>>>>>

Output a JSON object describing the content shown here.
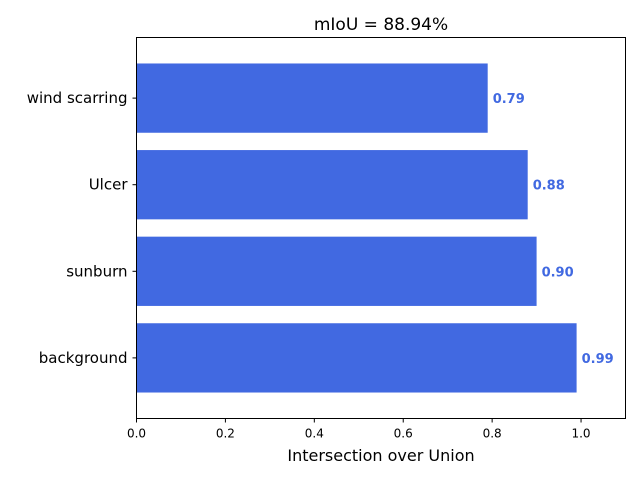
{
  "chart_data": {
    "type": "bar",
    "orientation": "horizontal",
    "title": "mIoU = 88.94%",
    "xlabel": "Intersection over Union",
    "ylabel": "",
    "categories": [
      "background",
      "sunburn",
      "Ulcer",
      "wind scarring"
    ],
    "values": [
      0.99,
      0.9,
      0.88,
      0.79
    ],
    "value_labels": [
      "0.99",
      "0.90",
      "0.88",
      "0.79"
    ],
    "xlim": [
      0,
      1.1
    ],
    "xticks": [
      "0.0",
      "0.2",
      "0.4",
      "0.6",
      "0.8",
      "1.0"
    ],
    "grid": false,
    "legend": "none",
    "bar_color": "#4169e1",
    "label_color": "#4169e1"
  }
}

<<<<<
>>>>>

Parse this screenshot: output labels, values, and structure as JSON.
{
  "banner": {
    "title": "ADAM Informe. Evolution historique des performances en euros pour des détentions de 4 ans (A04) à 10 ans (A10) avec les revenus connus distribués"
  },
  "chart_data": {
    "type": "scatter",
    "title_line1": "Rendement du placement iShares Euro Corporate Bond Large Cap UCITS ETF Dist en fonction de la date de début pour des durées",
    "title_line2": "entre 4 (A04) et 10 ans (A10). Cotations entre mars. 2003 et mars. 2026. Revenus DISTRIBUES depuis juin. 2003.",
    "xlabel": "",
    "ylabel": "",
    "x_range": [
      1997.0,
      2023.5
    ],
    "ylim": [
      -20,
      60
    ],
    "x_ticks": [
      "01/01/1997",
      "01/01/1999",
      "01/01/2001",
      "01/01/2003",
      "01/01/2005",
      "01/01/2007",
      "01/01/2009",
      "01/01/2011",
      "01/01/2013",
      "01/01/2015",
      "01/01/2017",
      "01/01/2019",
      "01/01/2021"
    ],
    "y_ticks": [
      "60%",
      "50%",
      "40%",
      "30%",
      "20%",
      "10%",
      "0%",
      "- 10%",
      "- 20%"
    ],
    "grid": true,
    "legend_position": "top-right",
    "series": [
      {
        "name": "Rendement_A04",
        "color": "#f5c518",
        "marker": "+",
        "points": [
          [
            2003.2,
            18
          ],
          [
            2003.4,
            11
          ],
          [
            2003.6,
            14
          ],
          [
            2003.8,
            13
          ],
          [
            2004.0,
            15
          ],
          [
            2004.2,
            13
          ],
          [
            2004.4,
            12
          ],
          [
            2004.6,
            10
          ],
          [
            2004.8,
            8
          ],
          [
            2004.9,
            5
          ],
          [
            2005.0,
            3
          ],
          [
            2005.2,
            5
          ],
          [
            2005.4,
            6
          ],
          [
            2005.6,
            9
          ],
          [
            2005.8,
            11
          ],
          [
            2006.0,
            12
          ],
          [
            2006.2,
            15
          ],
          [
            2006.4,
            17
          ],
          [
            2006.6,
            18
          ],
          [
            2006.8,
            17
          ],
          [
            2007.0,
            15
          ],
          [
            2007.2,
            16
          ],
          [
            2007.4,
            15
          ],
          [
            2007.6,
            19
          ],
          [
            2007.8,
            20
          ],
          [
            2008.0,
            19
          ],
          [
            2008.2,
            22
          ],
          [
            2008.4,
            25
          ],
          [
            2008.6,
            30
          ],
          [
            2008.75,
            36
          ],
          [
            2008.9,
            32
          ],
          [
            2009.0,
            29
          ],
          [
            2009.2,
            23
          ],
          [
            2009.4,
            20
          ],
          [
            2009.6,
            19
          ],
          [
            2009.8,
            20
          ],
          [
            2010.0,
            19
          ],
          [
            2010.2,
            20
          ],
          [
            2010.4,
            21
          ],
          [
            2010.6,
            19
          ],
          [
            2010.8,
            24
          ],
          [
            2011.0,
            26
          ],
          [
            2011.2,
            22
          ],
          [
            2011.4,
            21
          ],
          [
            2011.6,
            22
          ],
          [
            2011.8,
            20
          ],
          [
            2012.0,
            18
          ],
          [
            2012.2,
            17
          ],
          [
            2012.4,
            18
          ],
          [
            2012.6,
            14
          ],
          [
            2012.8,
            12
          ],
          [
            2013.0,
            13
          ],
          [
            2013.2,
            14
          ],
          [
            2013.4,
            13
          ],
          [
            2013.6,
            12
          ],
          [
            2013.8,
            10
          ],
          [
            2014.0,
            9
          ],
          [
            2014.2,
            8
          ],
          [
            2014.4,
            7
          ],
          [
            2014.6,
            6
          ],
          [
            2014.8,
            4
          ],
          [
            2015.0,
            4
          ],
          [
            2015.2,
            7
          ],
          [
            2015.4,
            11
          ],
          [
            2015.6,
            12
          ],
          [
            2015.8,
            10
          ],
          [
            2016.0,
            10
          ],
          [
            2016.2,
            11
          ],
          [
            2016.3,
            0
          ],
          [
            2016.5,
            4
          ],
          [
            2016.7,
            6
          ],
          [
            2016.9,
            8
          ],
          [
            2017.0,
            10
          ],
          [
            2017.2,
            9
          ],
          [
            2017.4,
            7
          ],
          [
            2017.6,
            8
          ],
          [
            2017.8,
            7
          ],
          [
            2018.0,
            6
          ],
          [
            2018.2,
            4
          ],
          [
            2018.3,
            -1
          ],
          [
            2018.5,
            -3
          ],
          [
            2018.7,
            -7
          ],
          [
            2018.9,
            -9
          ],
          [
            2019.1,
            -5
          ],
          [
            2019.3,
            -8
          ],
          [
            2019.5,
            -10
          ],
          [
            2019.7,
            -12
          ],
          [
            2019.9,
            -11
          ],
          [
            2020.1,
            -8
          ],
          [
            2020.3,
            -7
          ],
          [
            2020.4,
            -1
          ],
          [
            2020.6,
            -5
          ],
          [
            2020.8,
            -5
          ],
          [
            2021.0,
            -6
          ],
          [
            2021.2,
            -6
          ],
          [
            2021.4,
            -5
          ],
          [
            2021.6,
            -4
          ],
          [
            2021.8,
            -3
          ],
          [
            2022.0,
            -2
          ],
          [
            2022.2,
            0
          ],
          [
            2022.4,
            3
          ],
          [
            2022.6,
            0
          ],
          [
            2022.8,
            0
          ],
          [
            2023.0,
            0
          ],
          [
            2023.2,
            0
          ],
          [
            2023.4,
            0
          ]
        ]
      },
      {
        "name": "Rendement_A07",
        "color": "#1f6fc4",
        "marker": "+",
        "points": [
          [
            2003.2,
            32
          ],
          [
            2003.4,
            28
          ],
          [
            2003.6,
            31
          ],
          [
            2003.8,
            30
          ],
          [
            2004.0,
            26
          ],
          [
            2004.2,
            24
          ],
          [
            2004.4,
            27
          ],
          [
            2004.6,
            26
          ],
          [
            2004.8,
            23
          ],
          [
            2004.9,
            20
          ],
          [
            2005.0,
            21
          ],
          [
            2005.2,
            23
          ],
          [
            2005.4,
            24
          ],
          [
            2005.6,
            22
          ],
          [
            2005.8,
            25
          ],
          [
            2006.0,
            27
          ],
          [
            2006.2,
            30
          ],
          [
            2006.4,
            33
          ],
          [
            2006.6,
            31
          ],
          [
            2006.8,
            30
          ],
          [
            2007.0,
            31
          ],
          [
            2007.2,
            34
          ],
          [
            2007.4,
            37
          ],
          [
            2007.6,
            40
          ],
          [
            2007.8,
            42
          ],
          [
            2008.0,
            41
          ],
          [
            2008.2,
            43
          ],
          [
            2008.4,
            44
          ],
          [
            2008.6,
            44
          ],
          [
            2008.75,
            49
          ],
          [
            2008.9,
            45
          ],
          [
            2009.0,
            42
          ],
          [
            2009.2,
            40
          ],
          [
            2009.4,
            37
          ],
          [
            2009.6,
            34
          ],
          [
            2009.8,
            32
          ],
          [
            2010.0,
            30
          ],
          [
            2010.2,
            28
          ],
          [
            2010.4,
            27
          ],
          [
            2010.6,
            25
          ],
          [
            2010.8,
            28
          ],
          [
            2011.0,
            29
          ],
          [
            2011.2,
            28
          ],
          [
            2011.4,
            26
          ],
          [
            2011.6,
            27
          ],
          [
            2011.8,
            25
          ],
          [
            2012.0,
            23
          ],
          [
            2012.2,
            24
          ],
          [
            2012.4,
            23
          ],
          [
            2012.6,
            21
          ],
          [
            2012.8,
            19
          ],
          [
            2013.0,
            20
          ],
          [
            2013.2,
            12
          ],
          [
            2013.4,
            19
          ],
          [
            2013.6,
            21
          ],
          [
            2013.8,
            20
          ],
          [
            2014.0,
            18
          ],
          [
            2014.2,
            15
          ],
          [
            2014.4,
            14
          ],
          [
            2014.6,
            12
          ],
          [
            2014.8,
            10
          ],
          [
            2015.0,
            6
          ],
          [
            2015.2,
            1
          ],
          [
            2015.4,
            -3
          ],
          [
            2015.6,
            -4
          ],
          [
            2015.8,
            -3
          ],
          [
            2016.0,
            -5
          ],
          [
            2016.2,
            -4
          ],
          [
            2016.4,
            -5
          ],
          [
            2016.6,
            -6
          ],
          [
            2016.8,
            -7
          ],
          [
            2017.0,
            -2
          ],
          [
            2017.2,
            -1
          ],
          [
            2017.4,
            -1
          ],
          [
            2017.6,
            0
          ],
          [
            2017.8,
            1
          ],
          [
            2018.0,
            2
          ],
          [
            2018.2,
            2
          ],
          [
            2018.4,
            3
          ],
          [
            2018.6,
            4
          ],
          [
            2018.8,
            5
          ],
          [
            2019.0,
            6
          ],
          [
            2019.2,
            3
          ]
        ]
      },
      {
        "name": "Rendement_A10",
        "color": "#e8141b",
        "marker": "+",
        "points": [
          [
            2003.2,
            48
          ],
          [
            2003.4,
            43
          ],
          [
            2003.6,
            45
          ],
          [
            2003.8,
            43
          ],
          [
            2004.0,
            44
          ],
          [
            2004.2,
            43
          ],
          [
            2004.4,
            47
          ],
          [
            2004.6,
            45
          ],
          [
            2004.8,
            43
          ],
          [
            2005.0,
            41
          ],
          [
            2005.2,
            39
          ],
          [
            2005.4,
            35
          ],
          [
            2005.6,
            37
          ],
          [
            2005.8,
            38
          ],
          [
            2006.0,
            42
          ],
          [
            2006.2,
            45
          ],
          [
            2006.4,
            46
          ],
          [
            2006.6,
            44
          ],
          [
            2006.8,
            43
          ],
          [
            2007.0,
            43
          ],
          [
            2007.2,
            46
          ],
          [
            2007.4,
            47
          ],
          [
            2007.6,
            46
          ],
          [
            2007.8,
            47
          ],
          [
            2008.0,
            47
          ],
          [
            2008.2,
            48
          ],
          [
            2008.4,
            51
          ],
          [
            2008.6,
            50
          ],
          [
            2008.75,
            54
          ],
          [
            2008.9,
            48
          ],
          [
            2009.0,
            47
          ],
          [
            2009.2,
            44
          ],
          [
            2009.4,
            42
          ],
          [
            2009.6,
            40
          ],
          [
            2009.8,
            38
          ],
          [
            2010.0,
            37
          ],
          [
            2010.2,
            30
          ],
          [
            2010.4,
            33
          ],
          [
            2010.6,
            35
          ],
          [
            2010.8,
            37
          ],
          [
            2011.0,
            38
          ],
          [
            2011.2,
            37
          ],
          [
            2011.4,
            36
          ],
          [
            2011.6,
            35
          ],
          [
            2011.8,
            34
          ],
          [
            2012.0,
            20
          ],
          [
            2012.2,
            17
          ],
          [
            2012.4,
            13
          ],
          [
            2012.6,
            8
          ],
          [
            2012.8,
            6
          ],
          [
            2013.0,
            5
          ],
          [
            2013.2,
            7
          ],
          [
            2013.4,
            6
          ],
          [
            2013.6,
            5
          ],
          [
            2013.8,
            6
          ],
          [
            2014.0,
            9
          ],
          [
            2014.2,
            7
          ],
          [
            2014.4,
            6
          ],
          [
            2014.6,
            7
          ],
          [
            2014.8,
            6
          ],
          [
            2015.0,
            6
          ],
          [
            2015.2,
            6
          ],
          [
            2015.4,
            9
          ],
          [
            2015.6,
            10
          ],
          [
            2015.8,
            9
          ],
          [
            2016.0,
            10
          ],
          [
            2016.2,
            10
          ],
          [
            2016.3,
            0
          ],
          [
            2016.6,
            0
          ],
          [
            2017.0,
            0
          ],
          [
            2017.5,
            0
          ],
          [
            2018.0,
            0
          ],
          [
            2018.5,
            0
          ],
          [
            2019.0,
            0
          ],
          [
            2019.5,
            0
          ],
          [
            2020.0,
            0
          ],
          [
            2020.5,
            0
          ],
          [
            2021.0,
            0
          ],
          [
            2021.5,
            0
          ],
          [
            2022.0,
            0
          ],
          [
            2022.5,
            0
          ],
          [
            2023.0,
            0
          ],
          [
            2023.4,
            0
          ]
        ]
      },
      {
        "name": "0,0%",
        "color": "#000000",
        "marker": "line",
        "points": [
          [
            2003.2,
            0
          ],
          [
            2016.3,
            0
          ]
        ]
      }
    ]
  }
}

<<<<<

• Task instructions:
Leave out every line without the string "pour" and copy the rest.

• Exercise output:
    "title": "ADAM Informe. Evolution historique des performances en euros pour des détentions de 4 ans (A04) à 10 ans (A10) avec les revenus connus distribués"
    "title_line1": "Rendement du placement iShares Euro Corporate Bond Large Cap UCITS ETF Dist en fonction de la date de début pour des durées",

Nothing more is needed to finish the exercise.